[Start]
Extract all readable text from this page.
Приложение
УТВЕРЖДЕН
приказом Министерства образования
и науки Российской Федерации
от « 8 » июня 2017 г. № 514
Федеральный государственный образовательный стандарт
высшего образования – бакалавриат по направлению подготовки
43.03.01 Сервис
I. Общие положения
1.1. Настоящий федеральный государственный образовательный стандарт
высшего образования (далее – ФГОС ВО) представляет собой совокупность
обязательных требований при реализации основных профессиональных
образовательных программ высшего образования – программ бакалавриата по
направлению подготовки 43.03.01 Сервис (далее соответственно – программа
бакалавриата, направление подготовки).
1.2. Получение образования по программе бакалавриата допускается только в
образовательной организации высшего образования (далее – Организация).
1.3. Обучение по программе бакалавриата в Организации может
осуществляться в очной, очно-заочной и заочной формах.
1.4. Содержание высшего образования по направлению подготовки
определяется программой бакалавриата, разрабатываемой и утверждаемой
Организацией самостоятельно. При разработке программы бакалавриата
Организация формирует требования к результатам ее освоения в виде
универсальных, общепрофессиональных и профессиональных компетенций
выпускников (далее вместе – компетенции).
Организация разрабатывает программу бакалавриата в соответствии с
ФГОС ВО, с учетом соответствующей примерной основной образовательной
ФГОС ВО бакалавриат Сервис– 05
[End]
[AIM OF THE EXERCISE]: Respond with the number of lines containing "программе" and no additional words.

[EXERCISE SOLUTION]: 2